** begin SUPPLIED MATERIAL **

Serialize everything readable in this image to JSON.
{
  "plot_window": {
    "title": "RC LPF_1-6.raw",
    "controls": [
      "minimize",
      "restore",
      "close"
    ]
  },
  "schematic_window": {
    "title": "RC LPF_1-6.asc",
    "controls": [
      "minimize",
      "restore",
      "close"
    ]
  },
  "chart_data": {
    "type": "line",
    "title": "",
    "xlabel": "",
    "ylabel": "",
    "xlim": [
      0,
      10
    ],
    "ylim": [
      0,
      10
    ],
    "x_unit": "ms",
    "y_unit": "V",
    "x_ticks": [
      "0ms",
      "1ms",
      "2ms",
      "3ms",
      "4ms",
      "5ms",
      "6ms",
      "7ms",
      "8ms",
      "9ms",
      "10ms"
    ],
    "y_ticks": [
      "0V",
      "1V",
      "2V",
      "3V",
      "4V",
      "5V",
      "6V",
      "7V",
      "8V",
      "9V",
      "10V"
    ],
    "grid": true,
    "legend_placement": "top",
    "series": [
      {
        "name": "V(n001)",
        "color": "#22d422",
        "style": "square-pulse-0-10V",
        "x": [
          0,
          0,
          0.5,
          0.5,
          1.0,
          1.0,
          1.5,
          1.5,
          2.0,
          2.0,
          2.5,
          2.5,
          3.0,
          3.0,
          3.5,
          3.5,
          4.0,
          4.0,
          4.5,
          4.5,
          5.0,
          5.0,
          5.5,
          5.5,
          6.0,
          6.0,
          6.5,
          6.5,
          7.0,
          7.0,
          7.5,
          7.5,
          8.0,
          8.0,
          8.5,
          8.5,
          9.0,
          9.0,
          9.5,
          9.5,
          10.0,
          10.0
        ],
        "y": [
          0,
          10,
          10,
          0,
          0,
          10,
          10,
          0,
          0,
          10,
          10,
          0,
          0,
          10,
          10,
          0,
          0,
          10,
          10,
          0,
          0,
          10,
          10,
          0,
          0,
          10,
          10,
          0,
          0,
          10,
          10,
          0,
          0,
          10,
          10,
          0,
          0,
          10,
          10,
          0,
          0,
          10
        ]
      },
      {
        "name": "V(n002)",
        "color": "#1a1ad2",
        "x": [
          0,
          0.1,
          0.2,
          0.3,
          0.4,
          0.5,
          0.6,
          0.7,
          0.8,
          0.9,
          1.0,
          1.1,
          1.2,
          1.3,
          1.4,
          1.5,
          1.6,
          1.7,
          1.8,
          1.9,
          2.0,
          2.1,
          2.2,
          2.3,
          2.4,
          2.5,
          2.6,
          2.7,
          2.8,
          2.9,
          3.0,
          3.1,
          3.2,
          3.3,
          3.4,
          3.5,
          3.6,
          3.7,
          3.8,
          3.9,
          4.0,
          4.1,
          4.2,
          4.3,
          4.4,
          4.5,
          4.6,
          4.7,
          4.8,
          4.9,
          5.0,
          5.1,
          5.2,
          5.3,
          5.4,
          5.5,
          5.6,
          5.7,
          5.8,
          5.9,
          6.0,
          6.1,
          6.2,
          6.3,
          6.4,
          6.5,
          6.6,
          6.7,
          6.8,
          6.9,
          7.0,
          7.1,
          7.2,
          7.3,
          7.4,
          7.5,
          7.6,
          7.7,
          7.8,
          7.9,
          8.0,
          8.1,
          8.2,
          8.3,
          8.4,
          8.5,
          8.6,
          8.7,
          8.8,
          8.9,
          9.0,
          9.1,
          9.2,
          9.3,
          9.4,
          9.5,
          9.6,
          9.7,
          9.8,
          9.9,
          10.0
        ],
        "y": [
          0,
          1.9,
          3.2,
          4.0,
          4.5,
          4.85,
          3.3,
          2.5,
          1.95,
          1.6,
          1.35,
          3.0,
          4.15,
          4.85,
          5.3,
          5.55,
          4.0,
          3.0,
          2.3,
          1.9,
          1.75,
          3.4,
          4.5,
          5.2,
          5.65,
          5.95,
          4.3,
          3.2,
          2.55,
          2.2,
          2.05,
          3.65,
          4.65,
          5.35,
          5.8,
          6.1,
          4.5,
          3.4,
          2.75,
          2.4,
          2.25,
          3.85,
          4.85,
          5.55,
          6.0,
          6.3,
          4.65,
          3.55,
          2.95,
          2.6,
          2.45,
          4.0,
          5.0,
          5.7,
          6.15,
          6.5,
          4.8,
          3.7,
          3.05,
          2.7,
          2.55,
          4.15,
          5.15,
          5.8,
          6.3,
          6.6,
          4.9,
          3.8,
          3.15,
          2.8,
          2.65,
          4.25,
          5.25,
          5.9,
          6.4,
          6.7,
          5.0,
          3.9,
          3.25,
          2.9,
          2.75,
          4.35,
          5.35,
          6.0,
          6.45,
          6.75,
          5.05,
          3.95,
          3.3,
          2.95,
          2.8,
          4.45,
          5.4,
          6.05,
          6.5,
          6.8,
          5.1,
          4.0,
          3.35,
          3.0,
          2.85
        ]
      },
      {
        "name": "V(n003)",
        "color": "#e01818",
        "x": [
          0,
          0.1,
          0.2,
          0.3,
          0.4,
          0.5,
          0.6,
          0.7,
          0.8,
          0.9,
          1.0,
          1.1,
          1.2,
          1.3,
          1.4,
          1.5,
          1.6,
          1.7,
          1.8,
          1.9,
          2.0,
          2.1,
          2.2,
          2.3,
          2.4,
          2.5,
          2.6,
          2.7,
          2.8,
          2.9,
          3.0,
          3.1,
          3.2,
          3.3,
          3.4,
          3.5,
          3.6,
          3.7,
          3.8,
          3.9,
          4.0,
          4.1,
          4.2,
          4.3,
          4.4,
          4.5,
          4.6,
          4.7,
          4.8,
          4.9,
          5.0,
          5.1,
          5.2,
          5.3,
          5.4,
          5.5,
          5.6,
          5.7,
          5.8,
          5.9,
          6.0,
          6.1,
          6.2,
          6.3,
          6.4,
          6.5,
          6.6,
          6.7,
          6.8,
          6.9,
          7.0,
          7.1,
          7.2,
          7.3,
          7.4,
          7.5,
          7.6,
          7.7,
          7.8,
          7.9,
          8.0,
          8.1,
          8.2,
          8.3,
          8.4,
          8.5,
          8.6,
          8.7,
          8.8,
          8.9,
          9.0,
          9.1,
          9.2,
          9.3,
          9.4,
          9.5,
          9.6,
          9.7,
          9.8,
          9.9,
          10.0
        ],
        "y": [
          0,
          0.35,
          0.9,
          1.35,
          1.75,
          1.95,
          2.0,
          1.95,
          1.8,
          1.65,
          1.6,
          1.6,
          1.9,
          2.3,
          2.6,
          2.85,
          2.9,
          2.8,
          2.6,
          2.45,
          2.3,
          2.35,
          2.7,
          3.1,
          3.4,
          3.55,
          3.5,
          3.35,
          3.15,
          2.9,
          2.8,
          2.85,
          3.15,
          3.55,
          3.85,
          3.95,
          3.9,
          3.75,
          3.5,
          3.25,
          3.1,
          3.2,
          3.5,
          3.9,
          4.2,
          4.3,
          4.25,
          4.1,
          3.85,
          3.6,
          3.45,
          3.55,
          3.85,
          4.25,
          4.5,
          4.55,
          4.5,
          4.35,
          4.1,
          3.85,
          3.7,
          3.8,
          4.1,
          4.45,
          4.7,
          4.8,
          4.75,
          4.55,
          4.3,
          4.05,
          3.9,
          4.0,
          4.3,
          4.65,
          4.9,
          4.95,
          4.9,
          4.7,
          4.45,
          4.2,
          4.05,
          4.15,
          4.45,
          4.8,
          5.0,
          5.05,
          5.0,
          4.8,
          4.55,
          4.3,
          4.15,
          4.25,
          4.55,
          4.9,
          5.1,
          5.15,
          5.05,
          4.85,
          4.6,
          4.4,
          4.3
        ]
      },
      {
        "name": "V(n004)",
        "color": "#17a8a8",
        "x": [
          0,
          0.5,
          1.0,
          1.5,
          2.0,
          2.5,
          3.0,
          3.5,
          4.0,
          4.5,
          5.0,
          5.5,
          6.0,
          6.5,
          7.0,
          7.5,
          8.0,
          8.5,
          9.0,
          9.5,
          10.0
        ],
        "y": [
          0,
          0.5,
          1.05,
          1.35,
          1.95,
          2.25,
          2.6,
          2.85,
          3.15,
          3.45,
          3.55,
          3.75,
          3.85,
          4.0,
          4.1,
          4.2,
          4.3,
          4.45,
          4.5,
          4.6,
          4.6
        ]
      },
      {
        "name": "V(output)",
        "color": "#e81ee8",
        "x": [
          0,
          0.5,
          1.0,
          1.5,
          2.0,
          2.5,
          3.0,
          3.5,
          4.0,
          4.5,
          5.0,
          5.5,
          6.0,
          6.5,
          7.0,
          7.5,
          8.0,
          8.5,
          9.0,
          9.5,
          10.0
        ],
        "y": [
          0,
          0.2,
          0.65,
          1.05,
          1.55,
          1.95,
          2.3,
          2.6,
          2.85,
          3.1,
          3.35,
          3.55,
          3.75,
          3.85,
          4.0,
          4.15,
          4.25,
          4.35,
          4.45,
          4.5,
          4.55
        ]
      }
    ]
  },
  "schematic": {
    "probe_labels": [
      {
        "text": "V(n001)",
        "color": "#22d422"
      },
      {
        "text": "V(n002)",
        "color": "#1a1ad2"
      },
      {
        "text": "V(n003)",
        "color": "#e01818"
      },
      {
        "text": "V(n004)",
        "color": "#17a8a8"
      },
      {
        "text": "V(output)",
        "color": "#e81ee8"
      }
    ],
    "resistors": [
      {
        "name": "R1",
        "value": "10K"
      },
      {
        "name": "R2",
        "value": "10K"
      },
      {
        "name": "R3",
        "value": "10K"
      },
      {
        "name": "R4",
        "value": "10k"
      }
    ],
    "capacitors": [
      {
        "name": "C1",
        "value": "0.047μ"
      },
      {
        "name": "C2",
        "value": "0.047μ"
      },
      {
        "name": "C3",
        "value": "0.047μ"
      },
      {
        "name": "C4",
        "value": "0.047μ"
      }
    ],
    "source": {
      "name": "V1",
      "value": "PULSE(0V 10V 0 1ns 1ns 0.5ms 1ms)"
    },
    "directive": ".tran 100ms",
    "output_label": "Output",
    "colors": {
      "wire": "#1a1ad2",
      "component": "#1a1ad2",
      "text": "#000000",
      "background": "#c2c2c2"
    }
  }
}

** end SUPPLIED MATERIAL **

__EXERCISE REQUIREMENTS__
Take every line containing the word "text" and copy it.

__SOLUTION FOR THIS EXERCISE__
        "text": "V(n001)",
        "text": "V(n002)",
        "text": "V(n003)",
        "text": "V(n004)",
        "text": "V(output)",
      "text": "#000000",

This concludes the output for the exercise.